Goal of the exercise:
Report every line in the listing below where the string "most" shows up.

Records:
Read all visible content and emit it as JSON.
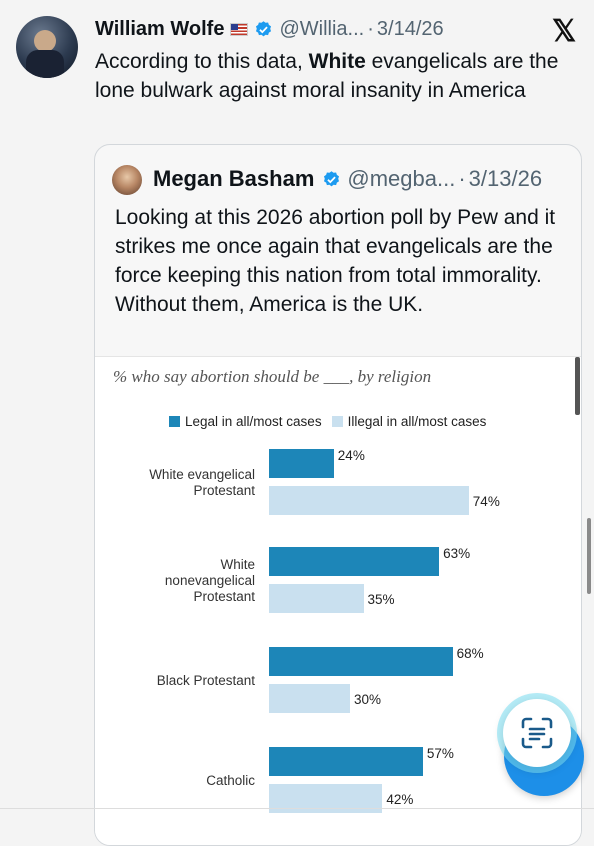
{
  "tweet": {
    "author": "William Wolfe",
    "handle": "@Willia...",
    "dot": "·",
    "date": "3/14/26",
    "text_before": "According to this data, ",
    "text_bold": "White",
    "text_after": " evangelicals are the lone bulwark against moral insanity in America"
  },
  "quote": {
    "author": "Megan Basham",
    "handle": "@megba...",
    "dot": "·",
    "date": "3/13/26",
    "text": "Looking at this 2026 abortion poll by Pew and it strikes me once again that evangelicals are the force keeping this nation from total immorality. Without them, America is the UK."
  },
  "chart_data": {
    "type": "bar",
    "title": "% who say abortion should be ___, by religion",
    "legend": [
      "Legal in all/most cases",
      "Illegal in all/most cases"
    ],
    "categories": [
      "White evangelical Protestant",
      "White nonevangelical Protestant",
      "Black Protestant",
      "Catholic"
    ],
    "series": [
      {
        "name": "Legal in all/most cases",
        "values": [
          24,
          63,
          68,
          57
        ],
        "labels": [
          "24%",
          "63%",
          "68%",
          "57%"
        ],
        "color": "#1d86b8"
      },
      {
        "name": "Illegal in all/most cases",
        "values": [
          74,
          35,
          30,
          42
        ],
        "labels": [
          "74%",
          "35%",
          "30%",
          "42%"
        ],
        "color": "#c9e0ef"
      }
    ],
    "xlim": [
      0,
      100
    ],
    "legend_position": "top",
    "grid": false
  },
  "icons": {
    "logo": "x-logo",
    "verified": "verified-badge-icon",
    "flag": "us-flag-icon",
    "scan": "text-scan-icon"
  },
  "colors": {
    "accent": "#1d8fe8",
    "verified": "#1d9bf0"
  }
}
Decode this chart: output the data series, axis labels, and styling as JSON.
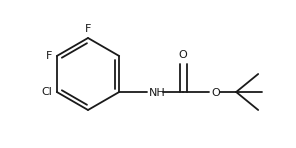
{
  "bg_color": "#ffffff",
  "bond_color": "#1a1a1a",
  "text_color": "#1a1a1a",
  "line_width": 1.3,
  "font_size": 8.0,
  "fig_width": 2.96,
  "fig_height": 1.48,
  "dpi": 100,
  "xlim": [
    0,
    296
  ],
  "ylim": [
    0,
    148
  ]
}
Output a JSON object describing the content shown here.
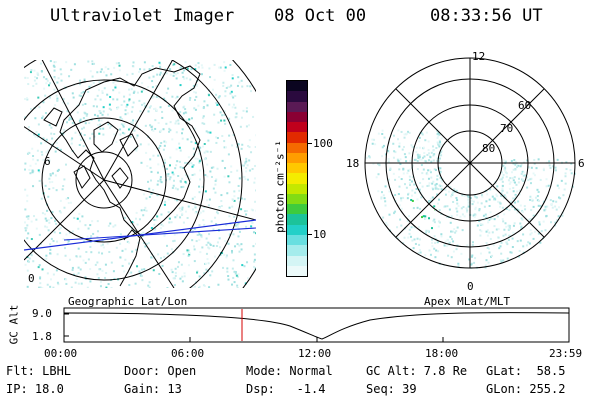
{
  "header": {
    "title": "Ultraviolet Imager",
    "date": "08 Oct 00",
    "time": "08:33:56 UT"
  },
  "colorbar": {
    "unit_label": "photon cm⁻²s⁻¹",
    "ticks": [
      "100",
      "10"
    ],
    "colors": [
      "#0b0520",
      "#2a0a3e",
      "#5a1a55",
      "#8a0033",
      "#c0001c",
      "#e22a00",
      "#f56a00",
      "#ff9d00",
      "#ffc800",
      "#f4ec00",
      "#c4e800",
      "#82dc14",
      "#3ecb3e",
      "#1cc39a",
      "#23d0c8",
      "#68dfe0",
      "#a4ecec",
      "#d4f5f5",
      "#ecfafa"
    ]
  },
  "left_map": {
    "caption": "Geographic Lat/Lon",
    "labels": [
      "6",
      "0"
    ]
  },
  "right_map": {
    "caption": "Apex MLat/MLT",
    "hour_labels": {
      "top": "12",
      "left": "18",
      "right": "6",
      "bottom": "0"
    },
    "lat_labels": [
      "60",
      "70",
      "80"
    ]
  },
  "alt_plot": {
    "ylabel": "GC Alt",
    "yticks": [
      "9.0",
      "1.8"
    ],
    "xticks": [
      "00:00",
      "06:00",
      "12:00",
      "18:00",
      "23:59"
    ]
  },
  "info": {
    "flt": "Flt: LBHL",
    "door": "Door: Open",
    "mode": "Mode: Normal",
    "gc_alt": "GC Alt: 7.8 Re",
    "glat": "GLat:  58.5",
    "ip": "IP: 18.0",
    "gain": "Gain: 13",
    "dsp": "Dsp:   -1.4",
    "seq": "Seq: 39",
    "glon": "GLon: 255.2"
  }
}
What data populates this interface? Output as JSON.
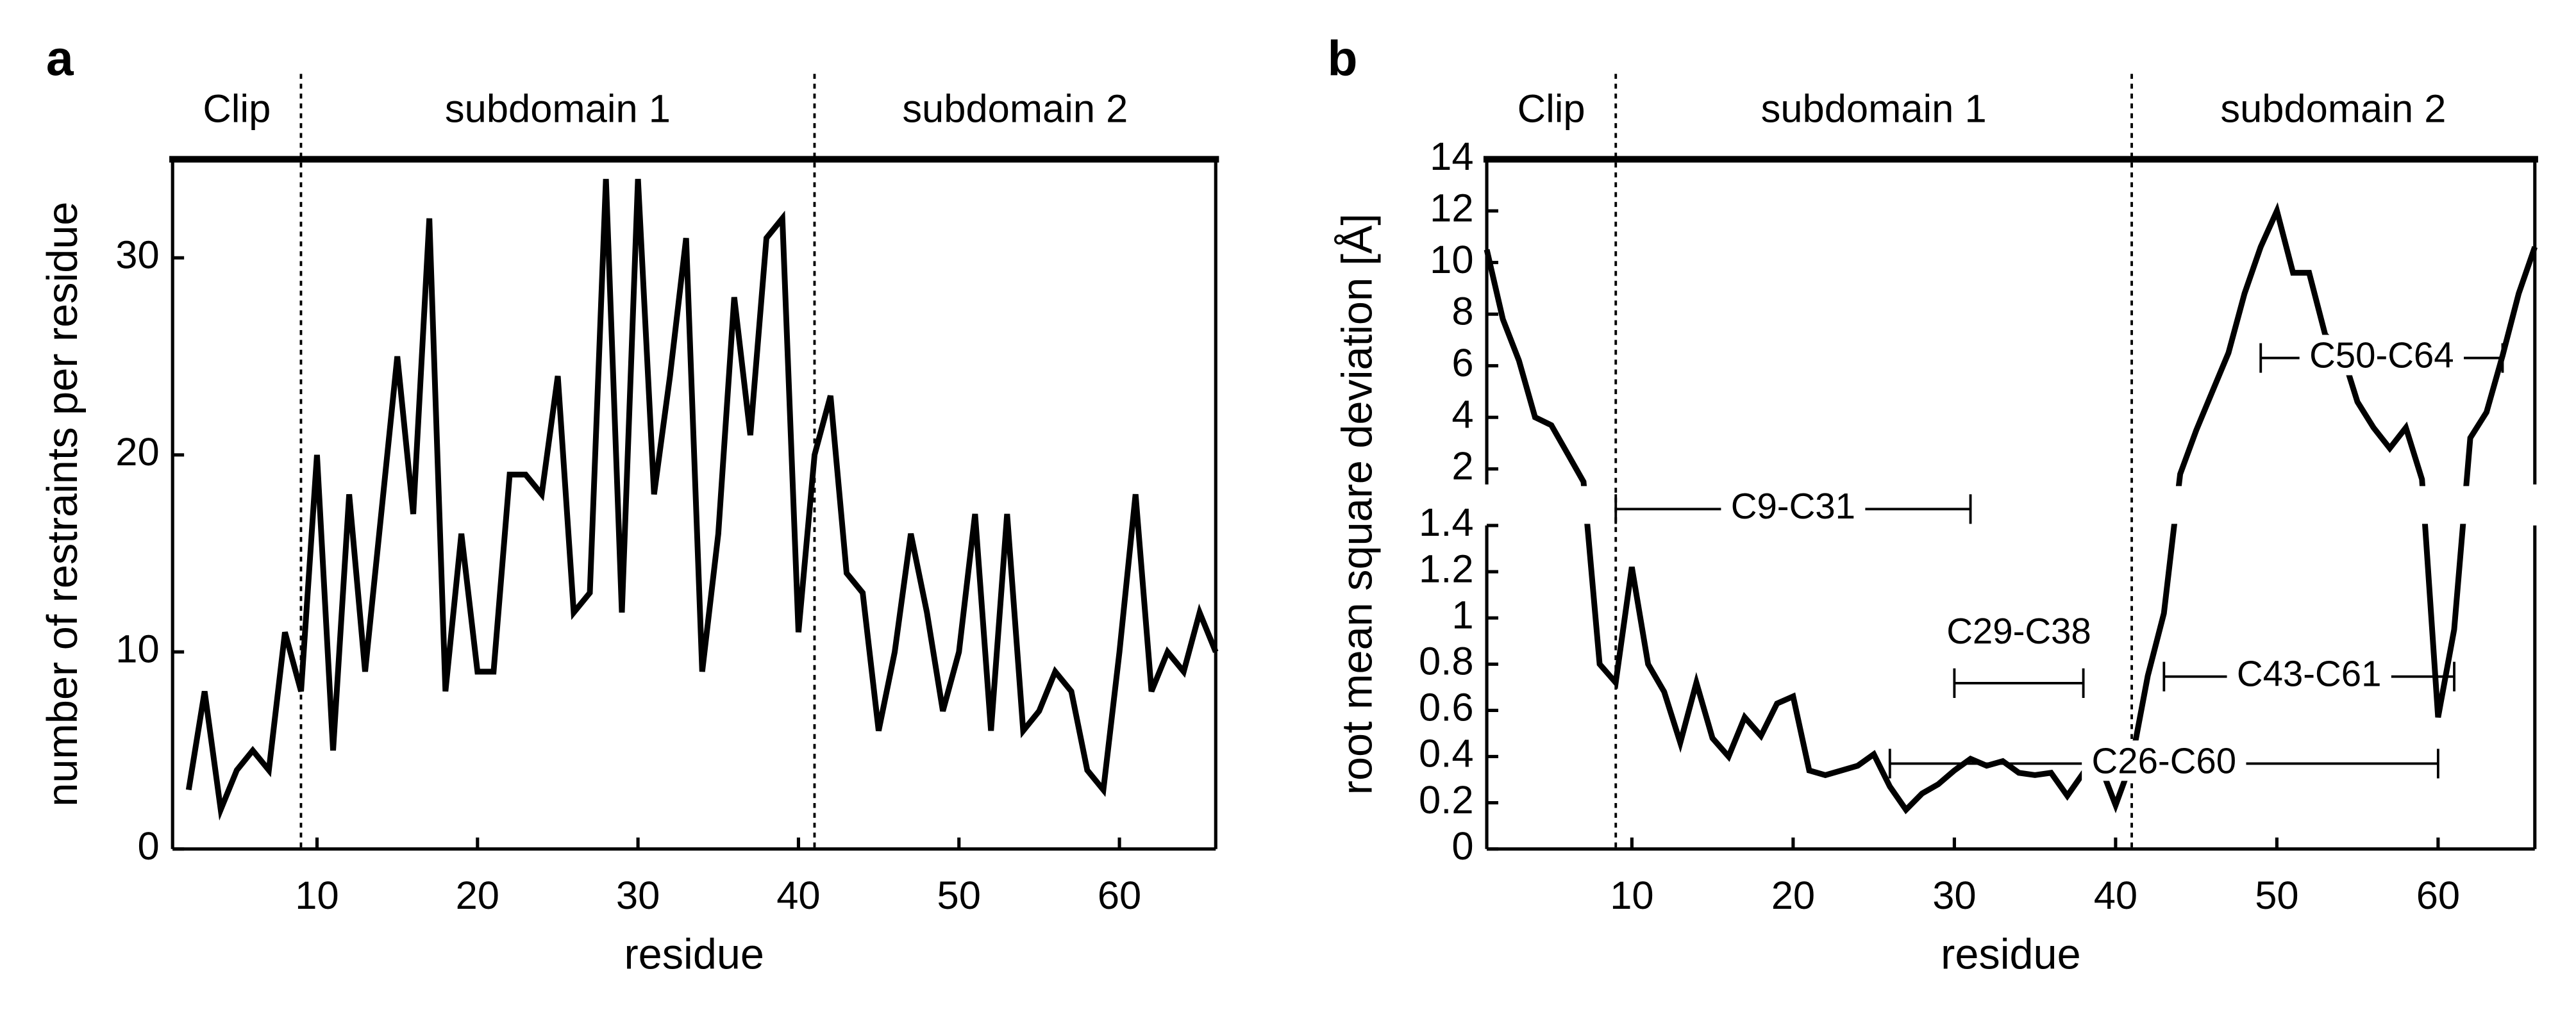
{
  "chart_data": [
    {
      "type": "line",
      "panel": "a",
      "xlabel": "residue",
      "ylabel": "number of restraints per residue",
      "regions": [
        "Clip",
        "subdomain 1",
        "subdomain 2"
      ],
      "dividers": [
        9,
        41
      ],
      "xlim": [
        1,
        66
      ],
      "xticks": [
        10,
        20,
        30,
        40,
        50,
        60
      ],
      "ylim": [
        0,
        35
      ],
      "yticks": [
        0,
        10,
        20,
        30
      ],
      "color": "#000000",
      "x": [
        2,
        3,
        4,
        5,
        6,
        7,
        8,
        9,
        10,
        11,
        12,
        13,
        14,
        15,
        16,
        17,
        18,
        19,
        20,
        21,
        22,
        23,
        24,
        25,
        26,
        27,
        28,
        29,
        30,
        31,
        32,
        33,
        34,
        35,
        36,
        37,
        38,
        39,
        40,
        41,
        42,
        43,
        44,
        45,
        46,
        47,
        48,
        49,
        50,
        51,
        52,
        53,
        54,
        55,
        56,
        57,
        58,
        59,
        60,
        61,
        62,
        63,
        64,
        65,
        66
      ],
      "values": [
        3,
        8,
        2,
        4,
        5,
        4,
        11,
        8,
        20,
        5,
        18,
        9,
        17,
        25,
        17,
        32,
        8,
        16,
        9,
        9,
        19,
        19,
        18,
        24,
        12,
        13,
        34,
        12,
        34,
        18,
        24,
        31,
        9,
        16,
        28,
        21,
        31,
        32,
        11,
        20,
        23,
        14,
        13,
        6,
        10,
        16,
        12,
        7,
        10,
        17,
        6,
        17,
        6,
        7,
        9,
        8,
        4,
        3,
        10,
        18,
        8,
        10,
        9,
        12,
        10
      ]
    },
    {
      "type": "broken_line",
      "panel": "b",
      "xlabel": "residue",
      "ylabel": "root mean square deviation [Å]",
      "regions": [
        "Clip",
        "subdomain 1",
        "subdomain 2"
      ],
      "dividers": [
        9,
        41
      ],
      "xlim": [
        1,
        66
      ],
      "xticks": [
        10,
        20,
        30,
        40,
        50,
        60
      ],
      "ylim": [
        0,
        14
      ],
      "y_break": 1.4,
      "yticks": [
        0,
        0.2,
        0.4,
        0.6,
        0.8,
        1,
        1.2,
        1.4,
        2,
        4,
        6,
        8,
        10,
        12,
        14
      ],
      "color": "#000000",
      "x": [
        1,
        2,
        3,
        4,
        5,
        6,
        7,
        8,
        9,
        10,
        11,
        12,
        13,
        14,
        15,
        16,
        17,
        18,
        19,
        20,
        21,
        22,
        23,
        24,
        25,
        26,
        27,
        28,
        29,
        30,
        31,
        32,
        33,
        34,
        35,
        36,
        37,
        38,
        39,
        40,
        41,
        42,
        43,
        44,
        45,
        46,
        47,
        48,
        49,
        50,
        51,
        52,
        53,
        54,
        55,
        56,
        57,
        58,
        59,
        60,
        61,
        62,
        63,
        64,
        65,
        66
      ],
      "values": [
        10.5,
        7.8,
        6.2,
        4,
        3.7,
        2.6,
        1.5,
        0.8,
        0.72,
        1.22,
        0.8,
        0.68,
        0.46,
        0.72,
        0.48,
        0.4,
        0.57,
        0.49,
        0.63,
        0.66,
        0.34,
        0.32,
        0.34,
        0.36,
        0.41,
        0.27,
        0.17,
        0.24,
        0.28,
        0.34,
        0.39,
        0.36,
        0.38,
        0.33,
        0.32,
        0.33,
        0.23,
        0.33,
        0.37,
        0.19,
        0.38,
        0.75,
        1.02,
        1.8,
        3.5,
        5,
        6.5,
        8.8,
        10.6,
        12,
        9.6,
        9.6,
        7.2,
        6.6,
        4.6,
        3.6,
        2.8,
        3.6,
        1.6,
        0.57,
        0.95,
        3.2,
        4.2,
        6.4,
        8.8,
        10.6
      ],
      "bonds": [
        {
          "label": "C9-C31",
          "start": 9,
          "end": 31
        },
        {
          "label": "C29-C38",
          "start": 30,
          "end": 38
        },
        {
          "label": "C50-C64",
          "start": 49,
          "end": 64
        },
        {
          "label": "C43-C61",
          "start": 43,
          "end": 61
        },
        {
          "label": "C26-C60",
          "start": 26,
          "end": 60
        }
      ]
    }
  ]
}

Correct output:
      "Legal in all/most cases",
      "Illegal in all/most cases"
        "name": "Legal in all/most cases",
        "name": "Illegal in all/most cases",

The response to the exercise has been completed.